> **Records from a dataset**
(begin)
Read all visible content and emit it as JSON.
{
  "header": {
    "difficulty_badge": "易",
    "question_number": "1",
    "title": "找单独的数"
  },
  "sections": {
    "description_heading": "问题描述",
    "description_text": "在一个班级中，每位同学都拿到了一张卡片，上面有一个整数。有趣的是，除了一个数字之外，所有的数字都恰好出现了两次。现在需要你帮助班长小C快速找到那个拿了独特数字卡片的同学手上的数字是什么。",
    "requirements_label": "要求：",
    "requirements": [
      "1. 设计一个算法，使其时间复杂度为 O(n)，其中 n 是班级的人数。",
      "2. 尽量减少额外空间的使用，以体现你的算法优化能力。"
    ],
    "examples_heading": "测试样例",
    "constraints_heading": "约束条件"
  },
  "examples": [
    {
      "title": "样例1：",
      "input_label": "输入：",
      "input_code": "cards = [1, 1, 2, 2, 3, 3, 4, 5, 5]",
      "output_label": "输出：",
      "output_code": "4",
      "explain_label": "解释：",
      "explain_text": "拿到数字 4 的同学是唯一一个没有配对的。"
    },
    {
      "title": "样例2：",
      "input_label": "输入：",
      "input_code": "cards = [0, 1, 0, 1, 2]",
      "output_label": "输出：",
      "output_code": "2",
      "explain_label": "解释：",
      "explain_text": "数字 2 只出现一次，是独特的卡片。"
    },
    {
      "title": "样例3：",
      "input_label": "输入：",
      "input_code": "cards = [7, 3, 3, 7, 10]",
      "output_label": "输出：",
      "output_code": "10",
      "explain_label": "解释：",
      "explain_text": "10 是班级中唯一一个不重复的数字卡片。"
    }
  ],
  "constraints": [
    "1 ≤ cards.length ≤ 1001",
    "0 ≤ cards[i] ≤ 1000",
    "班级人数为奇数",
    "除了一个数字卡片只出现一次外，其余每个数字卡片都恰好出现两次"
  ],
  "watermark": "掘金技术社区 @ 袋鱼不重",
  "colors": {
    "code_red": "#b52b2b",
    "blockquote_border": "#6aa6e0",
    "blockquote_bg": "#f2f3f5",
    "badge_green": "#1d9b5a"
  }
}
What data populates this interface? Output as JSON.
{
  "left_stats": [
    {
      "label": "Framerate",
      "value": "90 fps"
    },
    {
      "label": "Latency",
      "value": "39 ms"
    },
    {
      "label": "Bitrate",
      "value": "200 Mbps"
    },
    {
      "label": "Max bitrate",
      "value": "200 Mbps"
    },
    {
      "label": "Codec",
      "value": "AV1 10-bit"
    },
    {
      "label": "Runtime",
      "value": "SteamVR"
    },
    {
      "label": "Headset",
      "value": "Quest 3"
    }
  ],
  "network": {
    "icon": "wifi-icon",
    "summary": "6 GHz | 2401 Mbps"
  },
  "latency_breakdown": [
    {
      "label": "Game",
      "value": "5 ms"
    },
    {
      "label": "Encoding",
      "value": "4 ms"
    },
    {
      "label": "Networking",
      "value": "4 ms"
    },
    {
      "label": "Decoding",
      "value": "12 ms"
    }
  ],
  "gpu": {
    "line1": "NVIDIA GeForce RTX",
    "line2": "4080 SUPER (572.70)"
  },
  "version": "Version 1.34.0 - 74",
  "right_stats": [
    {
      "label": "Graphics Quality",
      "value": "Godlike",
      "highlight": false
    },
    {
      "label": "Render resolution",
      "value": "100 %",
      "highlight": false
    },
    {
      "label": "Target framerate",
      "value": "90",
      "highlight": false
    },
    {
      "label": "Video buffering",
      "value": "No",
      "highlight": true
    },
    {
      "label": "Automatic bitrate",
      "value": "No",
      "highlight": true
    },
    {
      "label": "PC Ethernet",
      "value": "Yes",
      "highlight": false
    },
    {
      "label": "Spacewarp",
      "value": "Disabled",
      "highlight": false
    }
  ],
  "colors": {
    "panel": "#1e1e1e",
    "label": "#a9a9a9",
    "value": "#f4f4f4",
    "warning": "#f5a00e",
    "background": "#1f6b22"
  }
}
(end)
> **Exercise**
Using the data above, output each line exactly.

> **Task answer**
Read all visible content and emit it as JSON.
{
  "header": {
    "difficulty_badge": "易",
    "question_number": "1",
    "title": "找单独的数"
  },
  "sections": {
    "description_heading": "问题描述",
    "description_text": "在一个班级中，每位同学都拿到了一张卡片，上面有一个整数。有趣的是，除了一个数字之外，所有的数字都恰好出现了两次。现在需要你帮助班长小C快速找到那个拿了独特数字卡片的同学手上的数字是什么。",
    "requirements_label": "要求：",
    "requirements": [
      "1. 设计一个算法，使其时间复杂度为 O(n)，其中 n 是班级的人数。",
      "2. 尽量减少额外空间的使用，以体现你的算法优化能力。"
    ],
    "examples_heading": "测试样例",
    "constraints_heading": "约束条件"
  },
  "examples": [
    {
      "title": "样例1：",
      "input_label": "输入：",
      "input_code": "cards = [1, 1, 2, 2, 3, 3, 4, 5, 5]",
      "output_label": "输出：",
      "output_code": "4",
      "explain_label": "解释：",
      "explain_text": "拿到数字 4 的同学是唯一一个没有配对的。"
    },
    {
      "title": "样例2：",
      "input_label": "输入：",
      "input_code": "cards = [0, 1, 0, 1, 2]",
      "output_label": "输出：",
      "output_code": "2",
      "explain_label": "解释：",
      "explain_text": "数字 2 只出现一次，是独特的卡片。"
    },
    {
      "title": "样例3：",
      "input_label": "输入：",
      "input_code": "cards = [7, 3, 3, 7, 10]",
      "output_label": "输出：",
      "output_code": "10",
      "explain_label": "解释：",
      "explain_text": "10 是班级中唯一一个不重复的数字卡片。"
    }
  ],
  "constraints": [
    "1 ≤ cards.length ≤ 1001",
    "0 ≤ cards[i] ≤ 1000",
    "班级人数为奇数",
    "除了一个数字卡片只出现一次外，其余每个数字卡片都恰好出现两次"
  ],
  "watermark": "掘金技术社区 @ 袋鱼不重",
  "colors": {
    "code_red": "#b52b2b",
    "blockquote_border": "#6aa6e0",
    "blockquote_bg": "#f2f3f5",
    "badge_green": "#1d9b5a"
  }
}
What data populates this interface? Output as JSON.
{
  "left_stats": [
    {
      "label": "Framerate",
      "value": "90 fps"
    },
    {
      "label": "Latency",
      "value": "39 ms"
    },
    {
      "label": "Bitrate",
      "value": "200 Mbps"
    },
    {
      "label": "Max bitrate",
      "value": "200 Mbps"
    },
    {
      "label": "Codec",
      "value": "AV1 10-bit"
    },
    {
      "label": "Runtime",
      "value": "SteamVR"
    },
    {
      "label": "Headset",
      "value": "Quest 3"
    }
  ],
  "network": {
    "icon": "wifi-icon",
    "summary": "6 GHz | 2401 Mbps"
  },
  "latency_breakdown": [
    {
      "label": "Game",
      "value": "5 ms"
    },
    {
      "label": "Encoding",
      "value": "4 ms"
    },
    {
      "label": "Networking",
      "value": "4 ms"
    },
    {
      "label": "Decoding",
      "value": "12 ms"
    }
  ],
  "gpu": {
    "line1": "NVIDIA GeForce RTX",
    "line2": "4080 SUPER (572.70)"
  },
  "version": "Version 1.34.0 - 74",
  "right_stats": [
    {
      "label": "Graphics Quality",
      "value": "Godlike",
      "highlight": false
    },
    {
      "label": "Render resolution",
      "value": "100 %",
      "highlight": false
    },
    {
      "label": "Target framerate",
      "value": "90",
      "highlight": false
    },
    {
      "label": "Video buffering",
      "value": "No",
      "highlight": true
    },
    {
      "label": "Automatic bitrate",
      "value": "No",
      "highlight": true
    },
    {
      "label": "PC Ethernet",
      "value": "Yes",
      "highlight": false
    },
    {
      "label": "Spacewarp",
      "value": "Disabled",
      "highlight": false
    }
  ],
  "colors": {
    "panel": "#1e1e1e",
    "label": "#a9a9a9",
    "value": "#f4f4f4",
    "warning": "#f5a00e",
    "background": "#1f6b22"
  }
}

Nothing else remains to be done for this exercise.